**Records for this exercise**.
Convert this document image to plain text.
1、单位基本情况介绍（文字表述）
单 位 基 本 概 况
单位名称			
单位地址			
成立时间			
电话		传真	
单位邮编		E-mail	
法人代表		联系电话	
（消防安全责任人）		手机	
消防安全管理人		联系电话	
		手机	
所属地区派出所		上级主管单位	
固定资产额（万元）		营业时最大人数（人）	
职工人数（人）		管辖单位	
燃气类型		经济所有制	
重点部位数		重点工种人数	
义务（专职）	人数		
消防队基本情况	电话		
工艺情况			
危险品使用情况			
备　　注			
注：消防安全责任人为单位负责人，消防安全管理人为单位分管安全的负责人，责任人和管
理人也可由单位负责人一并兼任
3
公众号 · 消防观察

**Exercise instructions**.
Please reproduce each line exactly as written.

**Finished answer**.
Convert this document image to plain text.
1、单位基本情况介绍（文字表述）
单 位 基 本 概 况
单位名称			
单位地址			
成立时间			
电话		传真	
单位邮编		E-mail	
法人代表		联系电话	
（消防安全责任人）		手机	
消防安全管理人		联系电话	
		手机	
所属地区派出所		上级主管单位	
固定资产额（万元）		营业时最大人数（人）	
职工人数（人）		管辖单位	
燃气类型		经济所有制	
重点部位数		重点工种人数	
义务（专职）	人数		
消防队基本情况	电话		
工艺情况			
危险品使用情况			
备　　注			
注：消防安全责任人为单位负责人，消防安全管理人为单位分管安全的负责人，责任人和管
理人也可由单位负责人一并兼任
3
公众号 · 消防观察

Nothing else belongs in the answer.